-- Begin RECORDS SHOWN --

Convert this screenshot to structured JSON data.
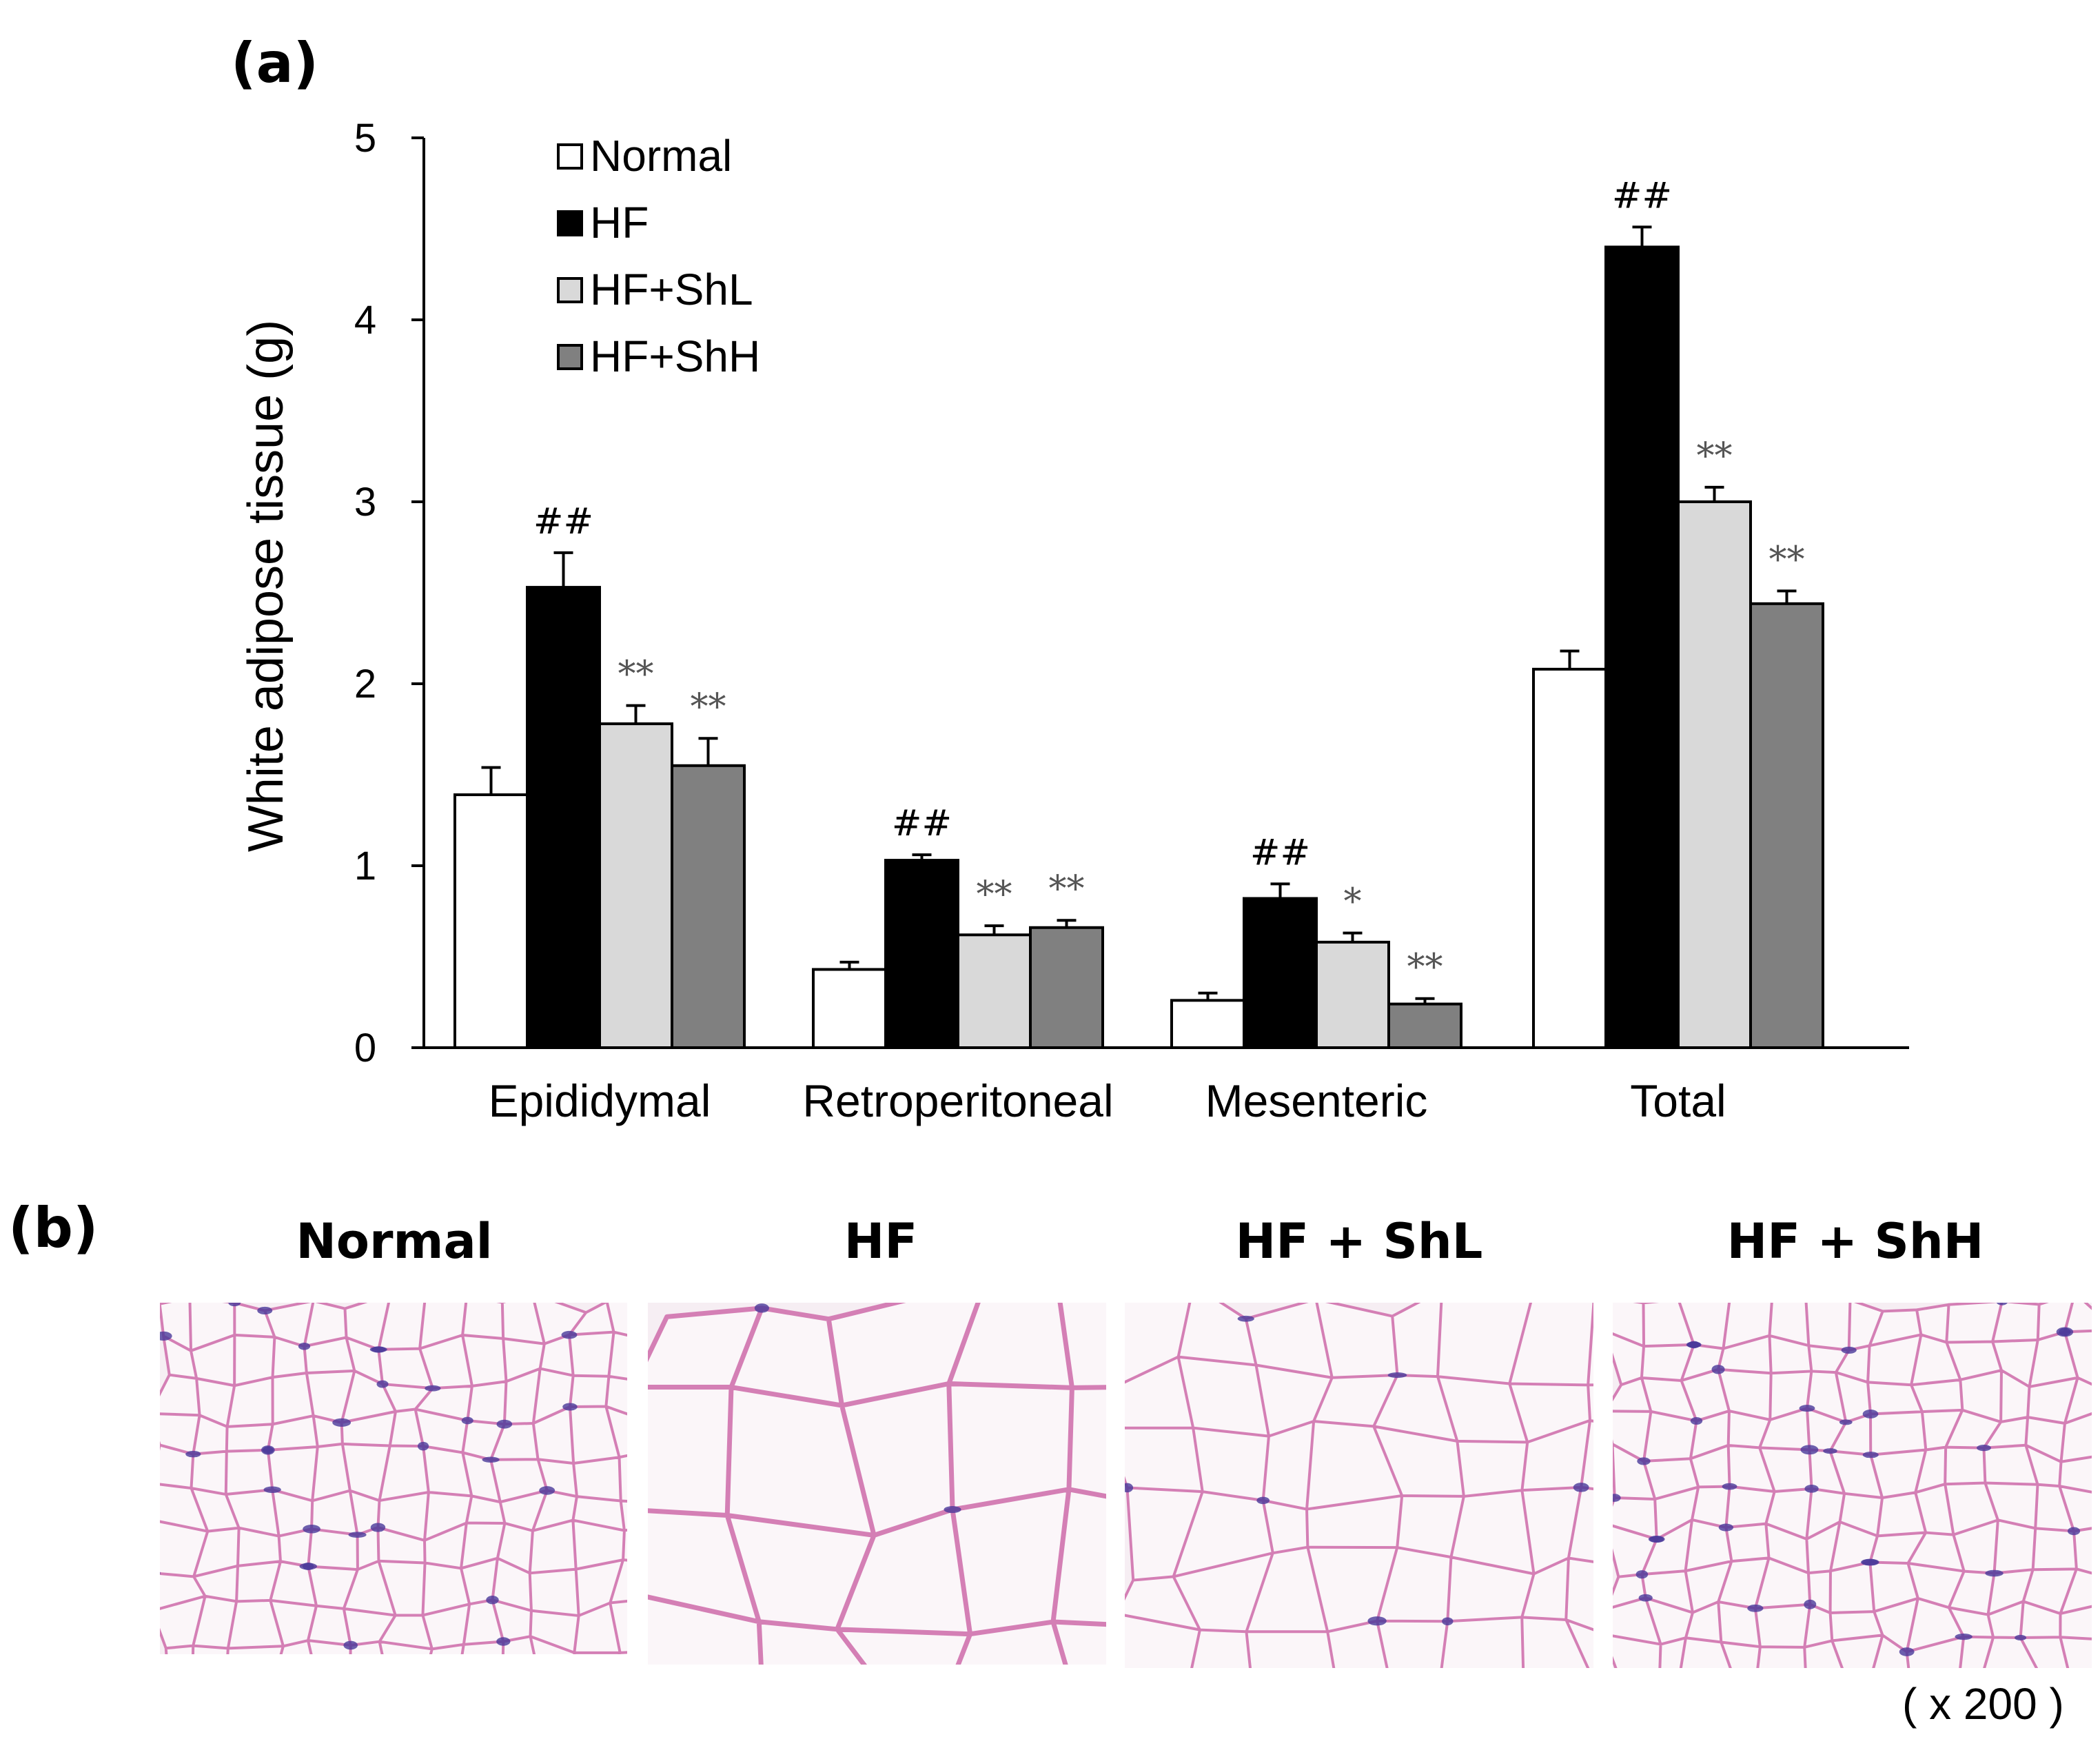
{
  "panel_a_label": "(a)",
  "panel_b_label": "(b)",
  "chart_data": {
    "type": "bar",
    "ylabel": "White adipose tissue (g)",
    "xlabel": "",
    "ylim": [
      0,
      5
    ],
    "yticks": [
      "0",
      "1",
      "2",
      "3",
      "4",
      "5"
    ],
    "grid": false,
    "legend_position": "top-left",
    "categories": [
      "Epididymal",
      "Retroperitoneal",
      "Mesenteric",
      "Total"
    ],
    "series": [
      {
        "name": "Normal",
        "color": "#ffffff",
        "values": [
          1.39,
          0.43,
          0.26,
          2.08
        ],
        "errors": [
          0.15,
          0.04,
          0.04,
          0.1
        ],
        "annotations": [
          "",
          "",
          "",
          ""
        ]
      },
      {
        "name": "HF",
        "color": "#000000",
        "values": [
          2.53,
          1.03,
          0.82,
          4.4
        ],
        "errors": [
          0.19,
          0.03,
          0.08,
          0.11
        ],
        "annotations": [
          "##",
          "##",
          "##",
          "##"
        ]
      },
      {
        "name": "HF+ShL",
        "color": "#d9d9d9",
        "values": [
          1.78,
          0.62,
          0.58,
          3.0
        ],
        "errors": [
          0.1,
          0.05,
          0.05,
          0.08
        ],
        "annotations": [
          "**",
          "**",
          "*",
          "**"
        ]
      },
      {
        "name": "HF+ShH",
        "color": "#808080",
        "values": [
          1.55,
          0.66,
          0.24,
          2.44
        ],
        "errors": [
          0.15,
          0.04,
          0.03,
          0.07
        ],
        "annotations": [
          "**",
          "**",
          "**",
          "**"
        ]
      }
    ]
  },
  "histology": {
    "panels": [
      {
        "title": "Normal",
        "cell_density": "small"
      },
      {
        "title": "HF",
        "cell_density": "large"
      },
      {
        "title": "HF + ShL",
        "cell_density": "medium"
      },
      {
        "title": "HF + ShH",
        "cell_density": "small"
      }
    ],
    "magnification": "( x 200 )",
    "stain_colors": {
      "membrane": "#d47fb5",
      "nuclei": "#4a3a9a",
      "background": "#f6eef3"
    }
  }
}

-- End RECORDS SHOWN --

▶ _TO DO_: Print the records word for word and exclude any picture they hold.

▶ _ANSWER IN FULL_:
Convert this screenshot to structured JSON data.
{
  "panel_a_label": "(a)",
  "panel_b_label": "(b)",
  "chart_data": {
    "type": "bar",
    "ylabel": "White adipose tissue (g)",
    "xlabel": "",
    "ylim": [
      0,
      5
    ],
    "yticks": [
      "0",
      "1",
      "2",
      "3",
      "4",
      "5"
    ],
    "grid": false,
    "legend_position": "top-left",
    "categories": [
      "Epididymal",
      "Retroperitoneal",
      "Mesenteric",
      "Total"
    ],
    "series": [
      {
        "name": "Normal",
        "color": "#ffffff",
        "values": [
          1.39,
          0.43,
          0.26,
          2.08
        ],
        "errors": [
          0.15,
          0.04,
          0.04,
          0.1
        ],
        "annotations": [
          "",
          "",
          "",
          ""
        ]
      },
      {
        "name": "HF",
        "color": "#000000",
        "values": [
          2.53,
          1.03,
          0.82,
          4.4
        ],
        "errors": [
          0.19,
          0.03,
          0.08,
          0.11
        ],
        "annotations": [
          "##",
          "##",
          "##",
          "##"
        ]
      },
      {
        "name": "HF+ShL",
        "color": "#d9d9d9",
        "values": [
          1.78,
          0.62,
          0.58,
          3.0
        ],
        "errors": [
          0.1,
          0.05,
          0.05,
          0.08
        ],
        "annotations": [
          "**",
          "**",
          "*",
          "**"
        ]
      },
      {
        "name": "HF+ShH",
        "color": "#808080",
        "values": [
          1.55,
          0.66,
          0.24,
          2.44
        ],
        "errors": [
          0.15,
          0.04,
          0.03,
          0.07
        ],
        "annotations": [
          "**",
          "**",
          "**",
          "**"
        ]
      }
    ]
  },
  "histology": {
    "panels": [
      {
        "title": "Normal",
        "cell_density": "small"
      },
      {
        "title": "HF",
        "cell_density": "large"
      },
      {
        "title": "HF + ShL",
        "cell_density": "medium"
      },
      {
        "title": "HF + ShH",
        "cell_density": "small"
      }
    ],
    "magnification": "( x 200 )",
    "stain_colors": {
      "membrane": "#d47fb5",
      "nuclei": "#4a3a9a",
      "background": "#f6eef3"
    }
  }
}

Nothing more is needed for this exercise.